**PROBLEM:** Pull every line containing "noche" from the entries.

• • • •

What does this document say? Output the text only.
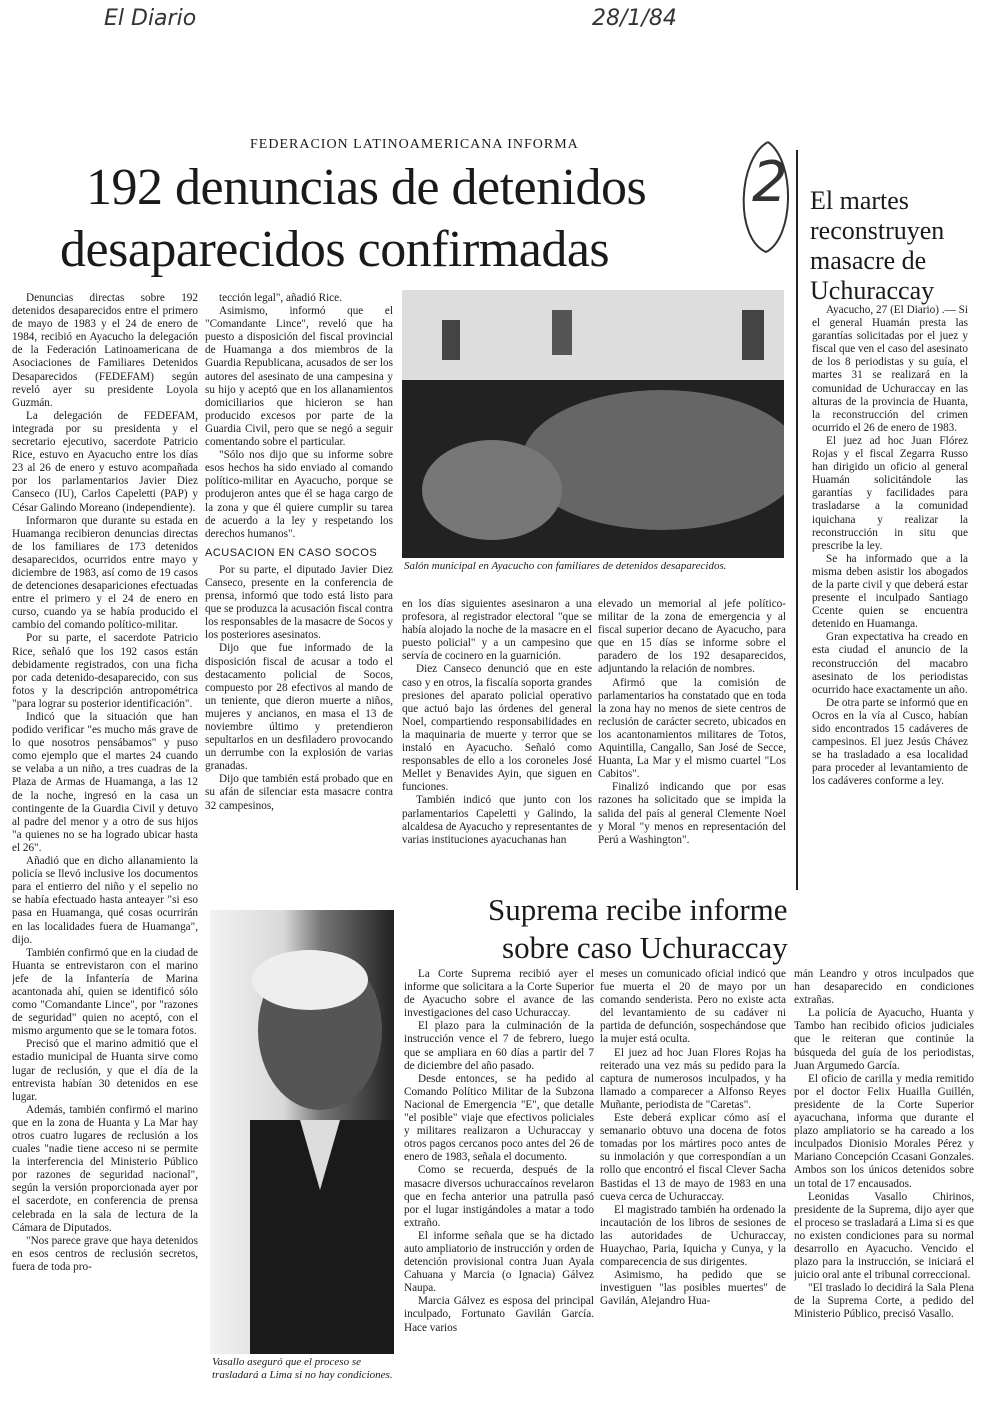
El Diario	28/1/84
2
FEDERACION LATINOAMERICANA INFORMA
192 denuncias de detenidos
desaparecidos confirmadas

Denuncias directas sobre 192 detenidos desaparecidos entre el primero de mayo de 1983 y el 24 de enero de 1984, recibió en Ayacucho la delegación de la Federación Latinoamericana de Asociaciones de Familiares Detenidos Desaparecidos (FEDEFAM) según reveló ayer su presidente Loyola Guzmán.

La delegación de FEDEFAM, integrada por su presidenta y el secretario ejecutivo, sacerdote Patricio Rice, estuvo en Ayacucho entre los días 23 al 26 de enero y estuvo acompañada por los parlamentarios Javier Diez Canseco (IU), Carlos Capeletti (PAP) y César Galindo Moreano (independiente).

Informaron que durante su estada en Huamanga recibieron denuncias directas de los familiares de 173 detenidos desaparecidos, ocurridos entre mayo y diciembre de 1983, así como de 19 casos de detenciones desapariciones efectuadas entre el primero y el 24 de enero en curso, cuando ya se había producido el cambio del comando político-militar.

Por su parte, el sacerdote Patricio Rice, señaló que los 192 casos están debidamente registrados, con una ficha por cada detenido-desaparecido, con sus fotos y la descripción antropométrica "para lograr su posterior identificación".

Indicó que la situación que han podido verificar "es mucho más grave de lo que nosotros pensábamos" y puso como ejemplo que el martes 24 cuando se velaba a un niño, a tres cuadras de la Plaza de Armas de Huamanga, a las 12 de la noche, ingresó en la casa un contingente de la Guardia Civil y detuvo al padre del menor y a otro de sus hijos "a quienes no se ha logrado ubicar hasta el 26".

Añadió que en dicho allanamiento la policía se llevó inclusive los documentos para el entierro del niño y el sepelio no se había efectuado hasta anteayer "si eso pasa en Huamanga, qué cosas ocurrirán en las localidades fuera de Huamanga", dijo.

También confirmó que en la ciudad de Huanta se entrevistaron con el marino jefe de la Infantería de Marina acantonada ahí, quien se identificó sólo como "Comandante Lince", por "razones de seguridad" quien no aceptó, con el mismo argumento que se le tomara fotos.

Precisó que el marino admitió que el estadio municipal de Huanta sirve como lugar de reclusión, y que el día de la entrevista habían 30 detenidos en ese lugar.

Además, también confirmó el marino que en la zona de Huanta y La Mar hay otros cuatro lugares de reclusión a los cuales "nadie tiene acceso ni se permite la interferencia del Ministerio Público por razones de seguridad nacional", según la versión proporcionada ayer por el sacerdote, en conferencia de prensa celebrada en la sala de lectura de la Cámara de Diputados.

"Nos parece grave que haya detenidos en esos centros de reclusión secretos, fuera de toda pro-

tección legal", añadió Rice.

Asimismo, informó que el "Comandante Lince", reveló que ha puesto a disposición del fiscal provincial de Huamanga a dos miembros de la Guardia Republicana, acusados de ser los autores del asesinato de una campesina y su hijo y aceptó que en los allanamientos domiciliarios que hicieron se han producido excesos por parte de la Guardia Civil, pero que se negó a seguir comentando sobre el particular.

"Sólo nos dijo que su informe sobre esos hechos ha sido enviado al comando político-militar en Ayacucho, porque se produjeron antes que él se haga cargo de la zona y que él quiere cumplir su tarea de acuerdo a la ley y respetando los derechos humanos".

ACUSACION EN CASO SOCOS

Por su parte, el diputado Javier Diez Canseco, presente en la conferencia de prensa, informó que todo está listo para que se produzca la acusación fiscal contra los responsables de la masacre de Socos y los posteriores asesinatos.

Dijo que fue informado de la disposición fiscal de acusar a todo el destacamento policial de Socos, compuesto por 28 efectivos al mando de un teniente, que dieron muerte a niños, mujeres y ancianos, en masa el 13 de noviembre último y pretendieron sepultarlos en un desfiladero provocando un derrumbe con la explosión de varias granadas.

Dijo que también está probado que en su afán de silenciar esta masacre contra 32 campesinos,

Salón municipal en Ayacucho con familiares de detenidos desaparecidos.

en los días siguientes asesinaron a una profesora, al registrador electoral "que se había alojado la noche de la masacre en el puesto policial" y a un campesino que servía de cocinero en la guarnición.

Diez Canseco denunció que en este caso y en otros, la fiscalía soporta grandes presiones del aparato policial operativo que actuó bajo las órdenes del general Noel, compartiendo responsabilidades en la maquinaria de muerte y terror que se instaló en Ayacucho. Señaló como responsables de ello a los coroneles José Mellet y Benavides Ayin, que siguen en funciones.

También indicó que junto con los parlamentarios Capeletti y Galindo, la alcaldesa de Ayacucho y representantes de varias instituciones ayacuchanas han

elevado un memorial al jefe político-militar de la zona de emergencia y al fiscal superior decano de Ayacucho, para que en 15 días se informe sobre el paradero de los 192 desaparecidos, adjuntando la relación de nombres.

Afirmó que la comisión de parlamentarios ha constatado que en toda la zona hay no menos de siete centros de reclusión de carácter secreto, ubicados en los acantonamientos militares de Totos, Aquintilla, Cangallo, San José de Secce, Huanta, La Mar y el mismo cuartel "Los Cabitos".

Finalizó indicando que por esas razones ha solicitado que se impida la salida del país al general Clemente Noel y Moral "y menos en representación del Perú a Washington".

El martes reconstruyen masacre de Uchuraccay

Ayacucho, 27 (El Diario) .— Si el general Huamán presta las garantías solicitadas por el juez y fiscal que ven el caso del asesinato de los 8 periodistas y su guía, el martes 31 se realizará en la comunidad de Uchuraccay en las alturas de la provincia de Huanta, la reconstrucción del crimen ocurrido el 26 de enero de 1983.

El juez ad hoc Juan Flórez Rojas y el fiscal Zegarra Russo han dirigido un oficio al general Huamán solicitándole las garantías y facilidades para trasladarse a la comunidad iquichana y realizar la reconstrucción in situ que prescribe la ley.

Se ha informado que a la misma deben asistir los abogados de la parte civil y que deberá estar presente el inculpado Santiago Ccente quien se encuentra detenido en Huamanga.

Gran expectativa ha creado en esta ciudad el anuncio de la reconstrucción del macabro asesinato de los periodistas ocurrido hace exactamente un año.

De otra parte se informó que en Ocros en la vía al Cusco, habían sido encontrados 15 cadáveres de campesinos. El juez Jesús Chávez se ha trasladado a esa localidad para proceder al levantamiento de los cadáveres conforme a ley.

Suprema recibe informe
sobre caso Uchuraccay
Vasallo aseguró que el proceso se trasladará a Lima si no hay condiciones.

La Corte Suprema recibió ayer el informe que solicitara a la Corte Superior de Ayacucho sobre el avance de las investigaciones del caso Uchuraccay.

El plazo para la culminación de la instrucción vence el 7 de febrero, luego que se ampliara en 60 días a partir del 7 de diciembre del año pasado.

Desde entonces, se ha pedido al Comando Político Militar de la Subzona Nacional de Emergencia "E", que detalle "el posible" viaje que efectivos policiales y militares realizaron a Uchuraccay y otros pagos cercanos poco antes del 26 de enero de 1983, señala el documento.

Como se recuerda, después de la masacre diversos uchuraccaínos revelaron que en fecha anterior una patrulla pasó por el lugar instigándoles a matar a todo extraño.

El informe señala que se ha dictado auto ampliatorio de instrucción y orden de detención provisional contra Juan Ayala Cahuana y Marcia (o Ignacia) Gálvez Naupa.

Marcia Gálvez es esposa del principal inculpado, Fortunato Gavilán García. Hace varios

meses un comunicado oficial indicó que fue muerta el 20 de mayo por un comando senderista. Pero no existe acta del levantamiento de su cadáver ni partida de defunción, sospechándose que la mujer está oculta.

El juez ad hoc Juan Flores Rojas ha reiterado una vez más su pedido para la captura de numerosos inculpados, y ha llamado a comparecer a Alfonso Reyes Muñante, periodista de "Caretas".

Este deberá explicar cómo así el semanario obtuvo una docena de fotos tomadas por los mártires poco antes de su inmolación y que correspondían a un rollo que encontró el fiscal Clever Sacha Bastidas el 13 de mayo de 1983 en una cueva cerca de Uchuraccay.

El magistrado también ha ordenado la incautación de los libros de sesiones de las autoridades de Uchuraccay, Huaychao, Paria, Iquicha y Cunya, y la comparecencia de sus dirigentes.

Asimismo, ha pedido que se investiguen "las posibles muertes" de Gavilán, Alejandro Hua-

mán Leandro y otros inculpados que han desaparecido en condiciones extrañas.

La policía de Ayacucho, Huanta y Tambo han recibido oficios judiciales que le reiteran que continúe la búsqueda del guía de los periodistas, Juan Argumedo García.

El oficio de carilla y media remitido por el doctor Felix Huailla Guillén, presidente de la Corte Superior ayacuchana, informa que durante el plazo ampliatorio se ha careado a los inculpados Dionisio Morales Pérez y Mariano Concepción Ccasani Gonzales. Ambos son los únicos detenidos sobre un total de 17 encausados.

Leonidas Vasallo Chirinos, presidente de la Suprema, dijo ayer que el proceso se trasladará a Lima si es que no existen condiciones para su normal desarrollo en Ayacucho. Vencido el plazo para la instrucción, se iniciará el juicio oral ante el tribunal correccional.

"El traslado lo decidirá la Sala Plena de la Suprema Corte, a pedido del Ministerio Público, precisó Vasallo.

• • • •

**SOLUTION TO THIS EXERCISE:**
Indicó que la situación que han podido verificar "es mucho más grave de lo que nosotros pensábamos" y puso como ejemplo que el martes 24 cuando se velaba a un niño, a tres cuadras de la Plaza de Armas de Huamanga, a las 12 de la noche, ingresó en la casa un contingente de la Guardia Civil y detuvo al padre del menor y a otro de sus hijos "a quienes no se ha logrado ubicar hasta el 26".
en los días siguientes asesinaron a una profesora, al registrador electoral "que se había alojado la noche de la masacre en el puesto policial" y a un campesino que servía de cocinero en la guarnición.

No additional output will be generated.